AIM OF THE TASK:
Your answer must consist solely of the number of lines that contain the word "осуществляет".

SUPPLIED RECORDS:
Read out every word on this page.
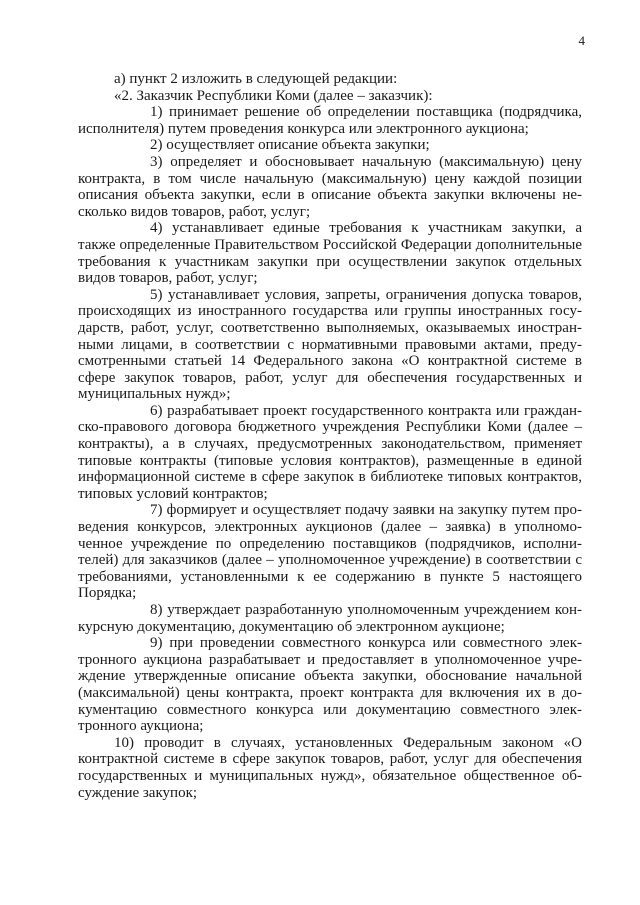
4

а) пункт 2 изложить в следующей редакции:

«2. Заказчик Республики Коми (далее – заказчик):

1) принимает решение об определении поставщика (подрядчика, исполнителя) путем проведения конкурса или электронного аукциона;

2) осуществляет описание объекта закупки;

3) определяет и обосновывает начальную (максимальную) цену контракта, в том числе начальную (максимальную) цену каждой позиции описания объекта закупки, если в описание объекта закупки включены несколько видов товаров, работ, услуг;

4) устанавливает единые требования к участникам закупки, а также определенные Правительством Российской Федерации дополнительные требования к участникам закупки при осуществлении закупок отдельных видов товаров, работ, услуг;

5) устанавливает условия, запреты, ограничения допуска товаров, происходящих из иностранного государства или группы иностранных государств, работ, услуг, соответственно выполняемых, оказываемых иностранными лицами, в соответствии с нормативными правовыми актами, предусмотренными статьей 14 Федерального закона «О контрактной системе в сфере закупок товаров, работ, услуг для обеспечения государственных и муниципальных нужд»;

6) разрабатывает проект государственного контракта или гражданско-правового договора бюджетного учреждения Республики Коми (далее – контракты), а в случаях, предусмотренных законодательством, применяет типовые контракты (типовые условия контрактов), размещенные в единой информационной системе в сфере закупок в библиотеке типовых контрактов, типовых условий контрактов;

7) формирует и осуществляет подачу заявки на закупку путем проведения конкурсов, электронных аукционов (далее – заявка) в уполномоченное учреждение по определению поставщиков (подрядчиков, исполнителей) для заказчиков (далее – уполномоченное учреждение) в соответствии с требованиями, установленными к ее содержанию в пункте 5 настоящего Порядка;

8) утверждает разработанную уполномоченным учреждением конкурсную документацию, документацию об электронном аукционе;

9) при проведении совместного конкурса или совместного электронного аукциона разрабатывает и предоставляет в уполномоченное учреждение утвержденные описание объекта закупки, обоснование начальной (максимальной) цены контракта, проект контракта для включения их в документацию совместного конкурса или документацию совместного электронного аукциона;

10) проводит в случаях, установленных Федеральным законом «О контрактной системе в сфере закупок товаров, работ, услуг для обеспечения государственных и муниципальных нужд», обязательное общественное обсуждение закупок;
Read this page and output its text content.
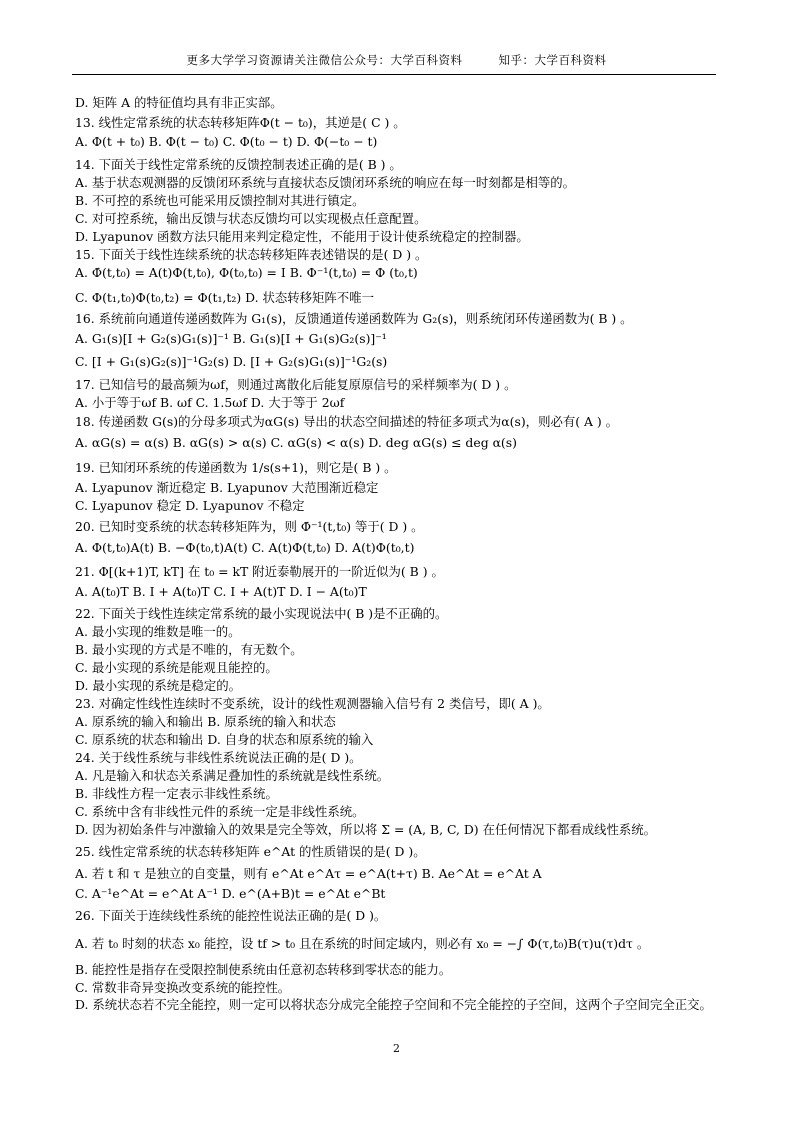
更多大学学习资源请关注微信公众号：大学百科资料	知乎：大学百科资料
D. 矩阵 A 的特征值均具有非正实部。
13. 线性定常系统的状态转移矩阵Φ(t − t₀)，其逆是( C ) 。
A. Φ(t + t₀) B. Φ(t − t₀) C. Φ(t₀ − t) D. Φ(−t₀ − t)
14. 下面关于线性定常系统的反馈控制表述正确的是( B ) 。
A. 基于状态观测器的反馈闭环系统与直接状态反馈闭环系统的响应在每一时刻都是相等的。
B. 不可控的系统也可能采用反馈控制对其进行镇定。
C. 对可控系统，输出反馈与状态反馈均可以实现极点任意配置。
D. Lyapunov 函数方法只能用来判定稳定性，不能用于设计使系统稳定的控制器。
15. 下面关于线性连续系统的状态转移矩阵表述错误的是( D ) 。
A. Φ̇(t,t₀) = A(t)Φ(t,t₀), Φ(t₀,t₀) = I B. Φ⁻¹(t,t₀) = Φ (t₀,t)
C. Φ(t₁,t₀)Φ(t₀,t₂) = Φ(t₁,t₂) D. 状态转移矩阵不唯一
16. 系统前向通道传递函数阵为 G₁(s)，反馈通道传递函数阵为 G₂(s)，则系统闭环传递函数为( B ) 。
A. G₁(s)[I + G₂(s)G₁(s)]⁻¹ B. G₁(s)[I + G₁(s)G₂(s)]⁻¹
C. [I + G₁(s)G₂(s)]⁻¹G₂(s) D. [I + G₂(s)G₁(s)]⁻¹G₂(s)
17. 已知信号的最高频为ωf，则通过离散化后能复原原信号的采样频率为( D ) 。
A. 小于等于ωf B. ωf C. 1.5ωf D. 大于等于 2ωf
18. 传递函数 G(s)的分母多项式为αG(s) 导出的状态空间描述的特征多项式为α(s)，则必有( A ) 。
A. αG(s) = α(s) B. αG(s) > α(s) C. αG(s) < α(s) D. deg αG(s) ≤ deg α(s)
19. 已知闭环系统的传递函数为 1/s(s+1)，则它是( B ) 。
A. Lyapunov 渐近稳定 B. Lyapunov 大范围渐近稳定
C. Lyapunov 稳定 D. Lyapunov 不稳定
20. 已知时变系统的状态转移矩阵为，则 Φ̇⁻¹(t,t₀) 等于( D ) 。
A. Φ(t,t₀)A(t) B. −Φ(t₀,t)A(t) C. A(t)Φ(t,t₀) D. A(t)Φ(t₀,t)
21. Φ[(k+1)T, kT] 在 t₀ = kT 附近泰勒展开的一阶近似为( B ) 。
A. A(t₀)T B. I + A(t₀)T C. I + A(t)T D. I − A(t₀)T
22. 下面关于线性连续定常系统的最小实现说法中( B )是不正确的。
A. 最小实现的维数是唯一的。
B. 最小实现的方式是不唯的，有无数个。
C. 最小实现的系统是能观且能控的。
D. 最小实现的系统是稳定的。
23. 对确定性线性连续时不变系统，设计的线性观测器输入信号有 2 类信号，即( A )。
A. 原系统的输入和输出 B. 原系统的输入和状态
C. 原系统的状态和输出 D. 自身的状态和原系统的输入
24. 关于线性系统与非线性系统说法正确的是( D )。
A. 凡是输入和状态关系满足叠加性的系统就是线性系统。
B. 非线性方程一定表示非线性系统。
C. 系统中含有非线性元件的系统一定是非线性系统。
D. 因为初始条件与冲激输入的效果是完全等效，所以将 Σ = (A, B, C, D) 在任何情况下都看成线性系统。
25. 线性定常系统的状态转移矩阵 e^At 的性质错误的是( D )。
A. 若 t 和 τ 是独立的自变量，则有 e^At e^Aτ = e^A(t+τ) B. Ae^At = e^At A
C. A⁻¹e^At = e^At A⁻¹ D. e^(A+B)t = e^At e^Bt
26. 下面关于连续线性系统的能控性说法正确的是( D )。
A. 若 t₀ 时刻的状态 x₀ 能控，设 tf > t₀ 且在系统的时间定域内，则必有 x₀ = −∫ Φ(τ,t₀)B(τ)u(τ)dτ 。
B. 能控性是指存在受限控制使系统由任意初态转移到零状态的能力。
C. 常数非奇异变换改变系统的能控性。
D. 系统状态若不完全能控，则一定可以将状态分成完全能控子空间和不完全能控的子空间，这两个子空间完全正交。
2
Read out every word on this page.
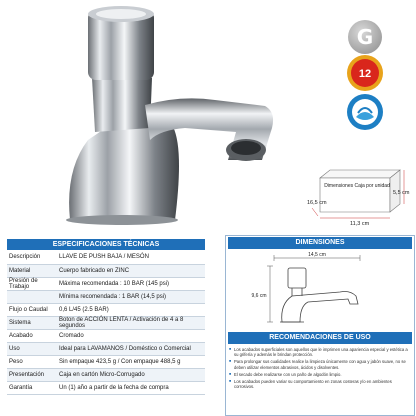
G
12
Dimensiones Caja por unidad
5,5 cm
16,5 cm
11,3 cm
ESPECIFICACIONES TÉCNICAS
Descripción	LLAVE DE PUSH BAJA / MESÓN
Material	Cuerpo fabricado en ZINC
Presión de Trabajo	Máxima recomendada : 10 BAR (145 psi)
	Mínima recomendada : 1 BAR (14,5 psi)
Flujo o Caudal	0,6 L/45 (2.5 BAR)
Sistema	Boton de ACCIÓN LENTA / Activación de 4 a 8 segundos
Acabado	Cromado
Uso	Ideal para LAVAMANOS / Doméstico o Comercial
Peso	Sin empaque 423,5 g / Con empaque 488,5 g
Presentación	Caja en cartón Micro-Corrugado
Garantía	Un (1) año a partir de la fecha de compra
DIMENSIONES
14,5 cm
9,6 cm
RECOMENDACIONES DE USO
■ Los acabados superficiales son aquellos que le imprimen una apariencia especial y estética a su grifería y además le brindan protección.
■ Para prolongar sus cualidades realice la limpieza únicamente con agua y jabón suave, no se deben utilizar elementos abrasivos, ácidos y disolventes.
■ El secado debe realizarse con un paño de algodón limpio.
■ Los acabados pueden variar su comportamiento en zonas costeras y/o en ambientes corrosivos.
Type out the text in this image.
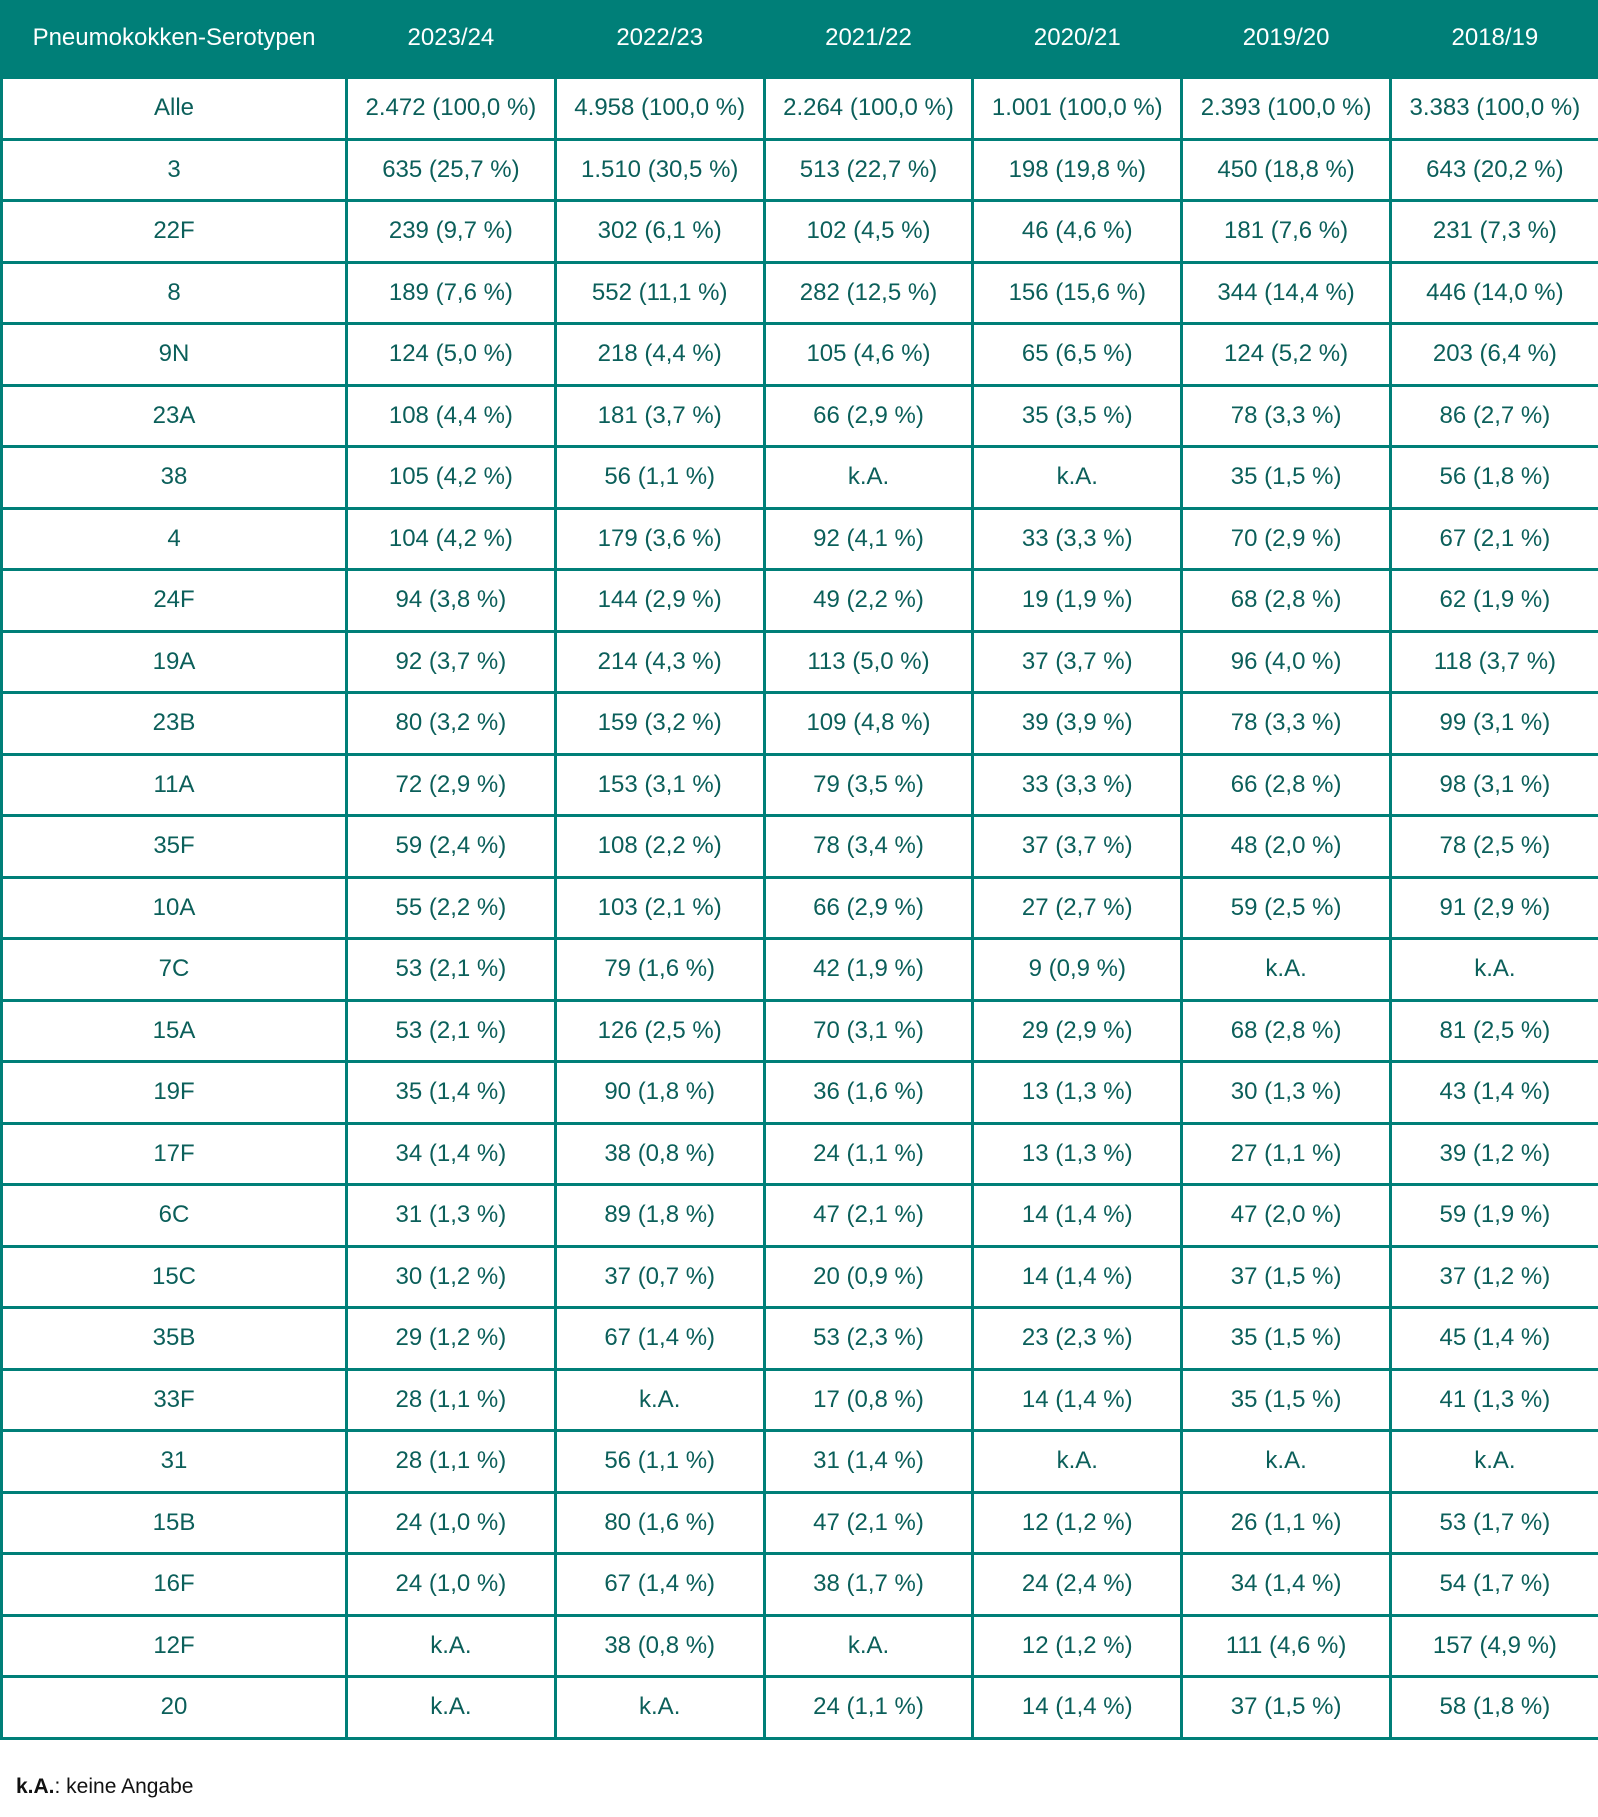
Pneumokokken-Serotypen	2023/24	2022/23	2021/22	2020/21	2019/20	2018/19
Alle	2.472 (100,0 %)	4.958 (100,0 %)	2.264 (100,0 %)	1.001 (100,0 %)	2.393 (100,0 %)	3.383 (100,0 %)
3	635 (25,7 %)	1.510 (30,5 %)	513 (22,7 %)	198 (19,8 %)	450 (18,8 %)	643 (20,2 %)
22F	239 (9,7 %)	302 (6,1 %)	102 (4,5 %)	46 (4,6 %)	181 (7,6 %)	231 (7,3 %)
8	189 (7,6 %)	552 (11,1 %)	282 (12,5 %)	156 (15,6 %)	344 (14,4 %)	446 (14,0 %)
9N	124 (5,0 %)	218 (4,4 %)	105 (4,6 %)	65 (6,5 %)	124 (5,2 %)	203 (6,4 %)
23A	108 (4,4 %)	181 (3,7 %)	66 (2,9 %)	35 (3,5 %)	78 (3,3 %)	86 (2,7 %)
38	105 (4,2 %)	56 (1,1 %)	k.A.	k.A.	35 (1,5 %)	56 (1,8 %)
4	104 (4,2 %)	179 (3,6 %)	92 (4,1 %)	33 (3,3 %)	70 (2,9 %)	67 (2,1 %)
24F	94 (3,8 %)	144 (2,9 %)	49 (2,2 %)	19 (1,9 %)	68 (2,8 %)	62 (1,9 %)
19A	92 (3,7 %)	214 (4,3 %)	113 (5,0 %)	37 (3,7 %)	96 (4,0 %)	118 (3,7 %)
23B	80 (3,2 %)	159 (3,2 %)	109 (4,8 %)	39 (3,9 %)	78 (3,3 %)	99 (3,1 %)
11A	72 (2,9 %)	153 (3,1 %)	79 (3,5 %)	33 (3,3 %)	66 (2,8 %)	98 (3,1 %)
35F	59 (2,4 %)	108 (2,2 %)	78 (3,4 %)	37 (3,7 %)	48 (2,0 %)	78 (2,5 %)
10A	55 (2,2 %)	103 (2,1 %)	66 (2,9 %)	27 (2,7 %)	59 (2,5 %)	91 (2,9 %)
7C	53 (2,1 %)	79 (1,6 %)	42 (1,9 %)	9 (0,9 %)	k.A.	k.A.
15A	53 (2,1 %)	126 (2,5 %)	70 (3,1 %)	29 (2,9 %)	68 (2,8 %)	81 (2,5 %)
19F	35 (1,4 %)	90 (1,8 %)	36 (1,6 %)	13 (1,3 %)	30 (1,3 %)	43 (1,4 %)
17F	34 (1,4 %)	38 (0,8 %)	24 (1,1 %)	13 (1,3 %)	27 (1,1 %)	39 (1,2 %)
6C	31 (1,3 %)	89 (1,8 %)	47 (2,1 %)	14 (1,4 %)	47 (2,0 %)	59 (1,9 %)
15C	30 (1,2 %)	37 (0,7 %)	20 (0,9 %)	14 (1,4 %)	37 (1,5 %)	37 (1,2 %)
35B	29 (1,2 %)	67 (1,4 %)	53 (2,3 %)	23 (2,3 %)	35 (1,5 %)	45 (1,4 %)
33F	28 (1,1 %)	k.A.	17 (0,8 %)	14 (1,4 %)	35 (1,5 %)	41 (1,3 %)
31	28 (1,1 %)	56 (1,1 %)	31 (1,4 %)	k.A.	k.A.	k.A.
15B	24 (1,0 %)	80 (1,6 %)	47 (2,1 %)	12 (1,2 %)	26 (1,1 %)	53 (1,7 %)
16F	24 (1,0 %)	67 (1,4 %)	38 (1,7 %)	24 (2,4 %)	34 (1,4 %)	54 (1,7 %)
12F	k.A.	38 (0,8 %)	k.A.	12 (1,2 %)	111 (4,6 %)	157 (4,9 %)
20	k.A.	k.A.	24 (1,1 %)	14 (1,4 %)	37 (1,5 %)	58 (1,8 %)
k.A.: keine Angabe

EXERCISE RESULT:
2